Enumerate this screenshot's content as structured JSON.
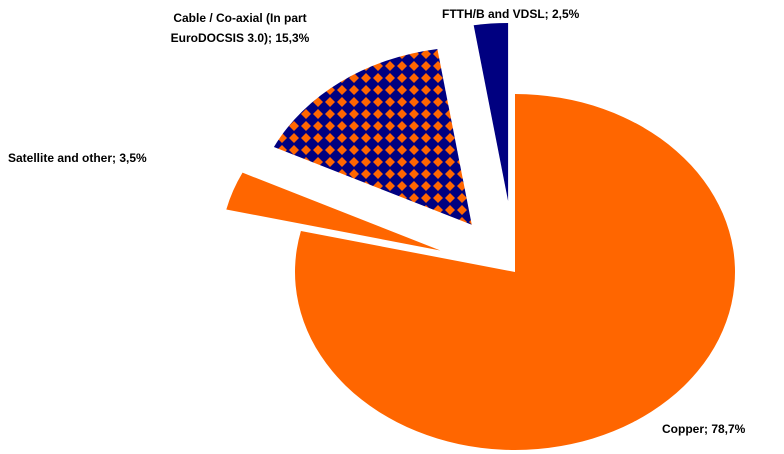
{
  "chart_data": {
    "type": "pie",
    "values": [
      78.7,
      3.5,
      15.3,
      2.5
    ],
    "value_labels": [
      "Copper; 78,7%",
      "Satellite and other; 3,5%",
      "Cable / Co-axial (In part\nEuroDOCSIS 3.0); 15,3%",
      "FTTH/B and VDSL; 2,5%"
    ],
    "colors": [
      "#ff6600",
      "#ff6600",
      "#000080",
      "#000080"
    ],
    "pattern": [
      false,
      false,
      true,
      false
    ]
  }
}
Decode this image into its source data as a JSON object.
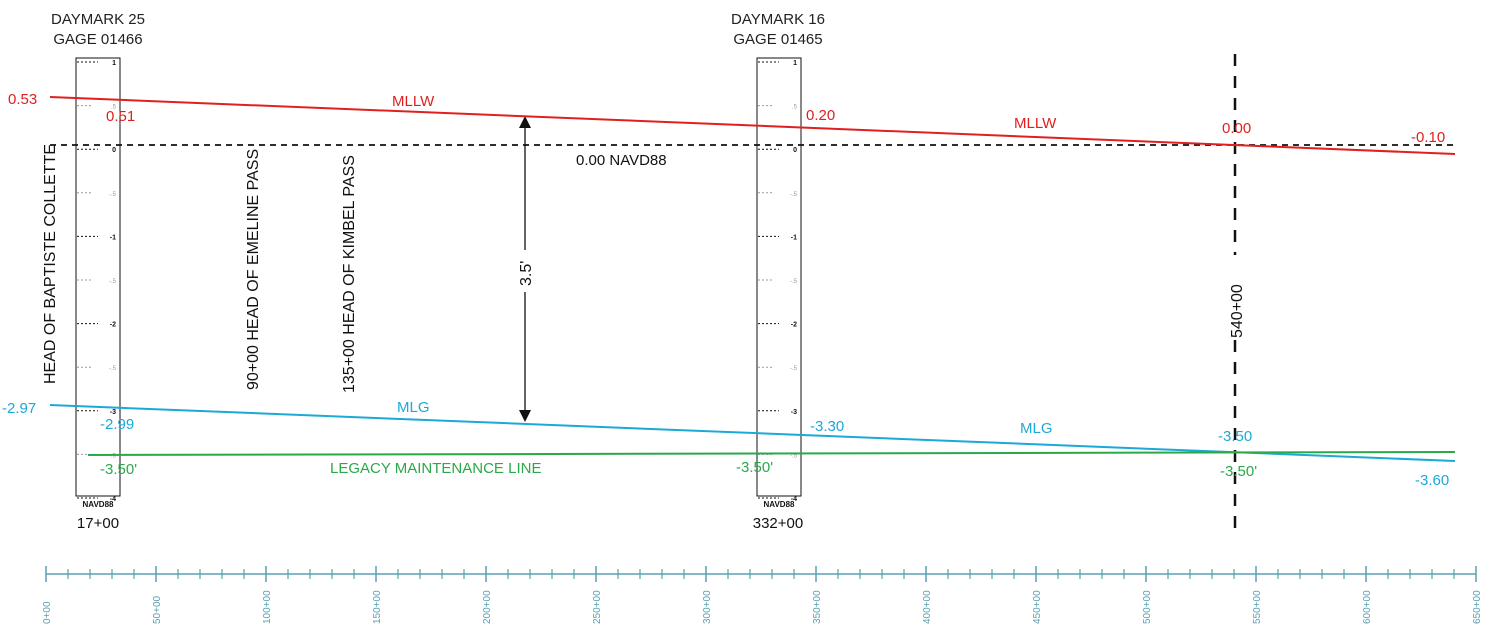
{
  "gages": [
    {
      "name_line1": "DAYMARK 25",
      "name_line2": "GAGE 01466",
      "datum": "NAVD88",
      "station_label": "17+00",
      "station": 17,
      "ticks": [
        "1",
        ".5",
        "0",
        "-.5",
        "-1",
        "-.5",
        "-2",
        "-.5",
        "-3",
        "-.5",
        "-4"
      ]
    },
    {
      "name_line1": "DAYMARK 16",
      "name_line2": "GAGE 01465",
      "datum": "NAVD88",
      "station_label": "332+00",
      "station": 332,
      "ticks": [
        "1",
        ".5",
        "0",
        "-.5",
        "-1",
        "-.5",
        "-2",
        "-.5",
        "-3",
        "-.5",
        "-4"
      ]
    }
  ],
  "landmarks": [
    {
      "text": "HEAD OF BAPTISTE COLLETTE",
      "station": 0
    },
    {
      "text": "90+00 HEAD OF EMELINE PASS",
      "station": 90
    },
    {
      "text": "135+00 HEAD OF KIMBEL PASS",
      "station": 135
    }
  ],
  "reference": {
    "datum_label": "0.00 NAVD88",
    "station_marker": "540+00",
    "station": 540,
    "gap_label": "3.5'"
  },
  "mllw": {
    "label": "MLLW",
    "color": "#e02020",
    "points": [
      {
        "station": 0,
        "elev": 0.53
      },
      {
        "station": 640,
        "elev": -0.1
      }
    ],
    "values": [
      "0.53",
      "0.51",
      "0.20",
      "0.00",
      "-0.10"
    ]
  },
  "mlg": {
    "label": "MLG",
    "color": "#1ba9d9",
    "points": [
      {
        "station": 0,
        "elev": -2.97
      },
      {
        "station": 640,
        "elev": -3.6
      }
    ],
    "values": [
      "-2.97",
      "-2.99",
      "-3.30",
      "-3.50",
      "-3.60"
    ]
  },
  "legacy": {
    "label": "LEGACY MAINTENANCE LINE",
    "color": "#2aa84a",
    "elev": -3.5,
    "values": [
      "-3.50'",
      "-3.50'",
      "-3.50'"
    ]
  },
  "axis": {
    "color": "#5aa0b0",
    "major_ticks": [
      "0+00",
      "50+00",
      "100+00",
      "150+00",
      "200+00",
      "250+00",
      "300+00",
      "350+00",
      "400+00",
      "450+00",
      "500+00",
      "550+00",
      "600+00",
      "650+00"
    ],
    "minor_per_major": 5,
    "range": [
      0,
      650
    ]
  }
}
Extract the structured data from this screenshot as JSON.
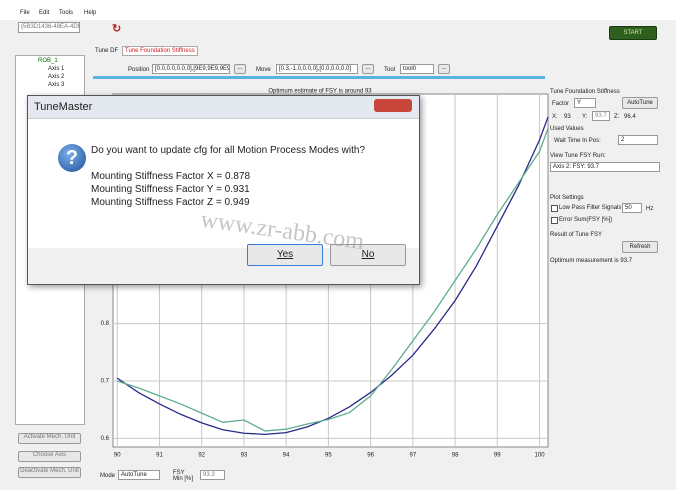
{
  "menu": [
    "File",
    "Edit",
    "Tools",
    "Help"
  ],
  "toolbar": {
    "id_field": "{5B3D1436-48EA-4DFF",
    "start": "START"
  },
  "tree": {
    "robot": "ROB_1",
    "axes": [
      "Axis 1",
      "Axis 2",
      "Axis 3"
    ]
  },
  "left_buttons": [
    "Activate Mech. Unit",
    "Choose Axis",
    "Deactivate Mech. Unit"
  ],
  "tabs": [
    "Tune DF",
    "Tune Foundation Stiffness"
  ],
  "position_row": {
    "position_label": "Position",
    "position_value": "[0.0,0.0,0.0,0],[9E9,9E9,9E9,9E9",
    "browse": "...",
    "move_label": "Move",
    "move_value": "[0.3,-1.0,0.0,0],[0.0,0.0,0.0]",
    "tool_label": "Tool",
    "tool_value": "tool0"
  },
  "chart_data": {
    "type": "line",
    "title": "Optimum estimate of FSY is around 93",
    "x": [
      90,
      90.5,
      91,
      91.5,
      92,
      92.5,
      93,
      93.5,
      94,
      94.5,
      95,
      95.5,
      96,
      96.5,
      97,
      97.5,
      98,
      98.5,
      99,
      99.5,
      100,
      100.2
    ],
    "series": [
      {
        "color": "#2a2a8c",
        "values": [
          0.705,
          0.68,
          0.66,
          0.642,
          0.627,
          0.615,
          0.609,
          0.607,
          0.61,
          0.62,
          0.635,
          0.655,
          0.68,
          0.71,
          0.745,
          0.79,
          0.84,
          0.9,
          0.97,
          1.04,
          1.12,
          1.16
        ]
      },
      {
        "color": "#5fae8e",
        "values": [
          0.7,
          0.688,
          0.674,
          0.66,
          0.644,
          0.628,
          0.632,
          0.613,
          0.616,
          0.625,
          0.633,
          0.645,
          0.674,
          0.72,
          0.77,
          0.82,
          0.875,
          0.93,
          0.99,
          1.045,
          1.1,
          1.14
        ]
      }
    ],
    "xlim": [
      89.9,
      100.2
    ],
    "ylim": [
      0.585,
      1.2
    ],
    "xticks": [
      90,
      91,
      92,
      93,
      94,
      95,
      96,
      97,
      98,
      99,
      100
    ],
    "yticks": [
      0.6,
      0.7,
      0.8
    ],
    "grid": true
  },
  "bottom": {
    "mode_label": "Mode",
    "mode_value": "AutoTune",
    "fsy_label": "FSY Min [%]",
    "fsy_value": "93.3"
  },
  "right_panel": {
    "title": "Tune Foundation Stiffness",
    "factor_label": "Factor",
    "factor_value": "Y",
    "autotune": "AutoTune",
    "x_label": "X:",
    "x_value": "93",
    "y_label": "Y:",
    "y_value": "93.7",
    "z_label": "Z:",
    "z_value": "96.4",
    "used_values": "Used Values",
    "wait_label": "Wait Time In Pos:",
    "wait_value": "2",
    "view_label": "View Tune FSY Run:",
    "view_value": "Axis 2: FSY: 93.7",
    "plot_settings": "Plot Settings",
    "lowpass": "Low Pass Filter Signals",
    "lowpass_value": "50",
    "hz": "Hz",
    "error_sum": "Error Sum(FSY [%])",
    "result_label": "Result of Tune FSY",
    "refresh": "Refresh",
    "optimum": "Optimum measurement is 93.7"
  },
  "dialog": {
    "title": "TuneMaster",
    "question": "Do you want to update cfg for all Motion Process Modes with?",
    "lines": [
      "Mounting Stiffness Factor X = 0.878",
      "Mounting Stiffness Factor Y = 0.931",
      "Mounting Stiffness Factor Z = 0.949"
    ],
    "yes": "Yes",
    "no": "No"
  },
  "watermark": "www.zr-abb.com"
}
---
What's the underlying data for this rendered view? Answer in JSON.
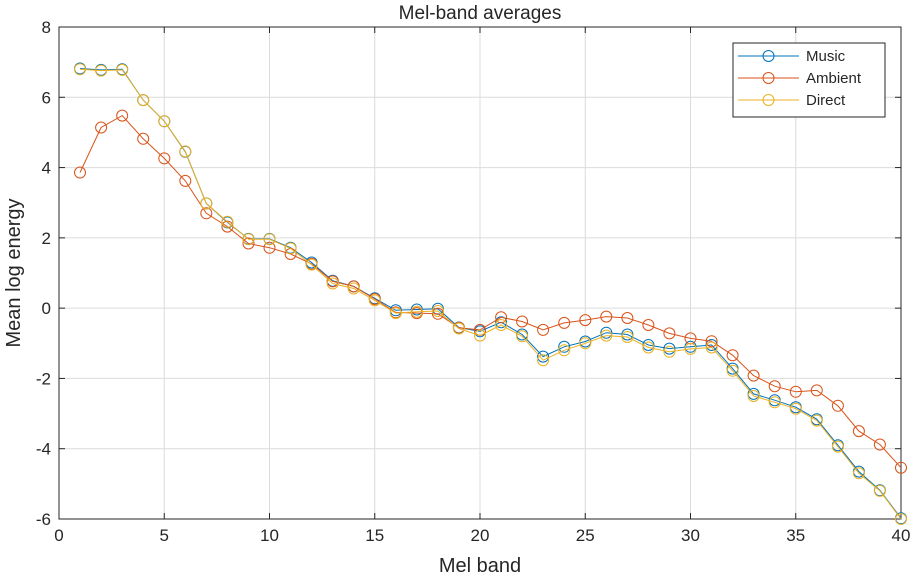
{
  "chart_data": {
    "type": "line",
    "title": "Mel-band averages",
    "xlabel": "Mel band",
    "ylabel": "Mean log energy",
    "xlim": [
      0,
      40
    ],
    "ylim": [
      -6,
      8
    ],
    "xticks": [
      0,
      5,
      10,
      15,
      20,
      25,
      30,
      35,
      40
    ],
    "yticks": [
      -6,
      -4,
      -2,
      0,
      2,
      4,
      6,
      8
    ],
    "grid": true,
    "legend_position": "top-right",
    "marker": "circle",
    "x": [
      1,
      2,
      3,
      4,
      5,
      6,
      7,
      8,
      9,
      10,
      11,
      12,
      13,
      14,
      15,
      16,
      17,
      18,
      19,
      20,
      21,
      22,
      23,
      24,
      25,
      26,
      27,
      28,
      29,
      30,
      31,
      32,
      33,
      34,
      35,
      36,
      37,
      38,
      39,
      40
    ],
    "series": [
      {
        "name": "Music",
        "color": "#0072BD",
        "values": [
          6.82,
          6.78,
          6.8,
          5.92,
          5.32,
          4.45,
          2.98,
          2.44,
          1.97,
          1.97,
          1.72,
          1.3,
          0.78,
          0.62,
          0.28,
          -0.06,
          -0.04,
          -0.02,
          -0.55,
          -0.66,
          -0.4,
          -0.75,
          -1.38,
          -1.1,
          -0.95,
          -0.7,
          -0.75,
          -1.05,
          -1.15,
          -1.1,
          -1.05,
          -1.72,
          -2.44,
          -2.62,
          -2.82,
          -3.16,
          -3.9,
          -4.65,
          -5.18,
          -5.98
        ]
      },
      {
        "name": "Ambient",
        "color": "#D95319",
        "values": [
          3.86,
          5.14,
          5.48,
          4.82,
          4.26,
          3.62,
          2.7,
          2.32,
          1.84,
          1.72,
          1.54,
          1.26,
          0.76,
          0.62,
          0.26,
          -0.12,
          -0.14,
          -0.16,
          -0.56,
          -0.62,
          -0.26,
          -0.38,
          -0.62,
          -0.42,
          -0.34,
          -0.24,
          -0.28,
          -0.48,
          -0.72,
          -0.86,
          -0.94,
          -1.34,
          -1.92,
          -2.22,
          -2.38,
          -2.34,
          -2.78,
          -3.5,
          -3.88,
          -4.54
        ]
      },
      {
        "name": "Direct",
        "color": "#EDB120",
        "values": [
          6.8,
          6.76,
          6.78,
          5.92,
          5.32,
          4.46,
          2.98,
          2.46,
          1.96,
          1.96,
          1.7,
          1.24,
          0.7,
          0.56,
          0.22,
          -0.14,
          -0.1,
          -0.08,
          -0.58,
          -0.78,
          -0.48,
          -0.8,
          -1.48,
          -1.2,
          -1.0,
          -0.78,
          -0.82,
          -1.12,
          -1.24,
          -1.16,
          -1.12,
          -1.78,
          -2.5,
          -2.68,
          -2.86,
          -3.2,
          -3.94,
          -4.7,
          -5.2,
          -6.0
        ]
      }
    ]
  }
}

◆ EXERCISE DETAILS
Count every line of the records that holds "Optimum". State the number, nothing else.

◆ RESULT FOR THIS TASK
2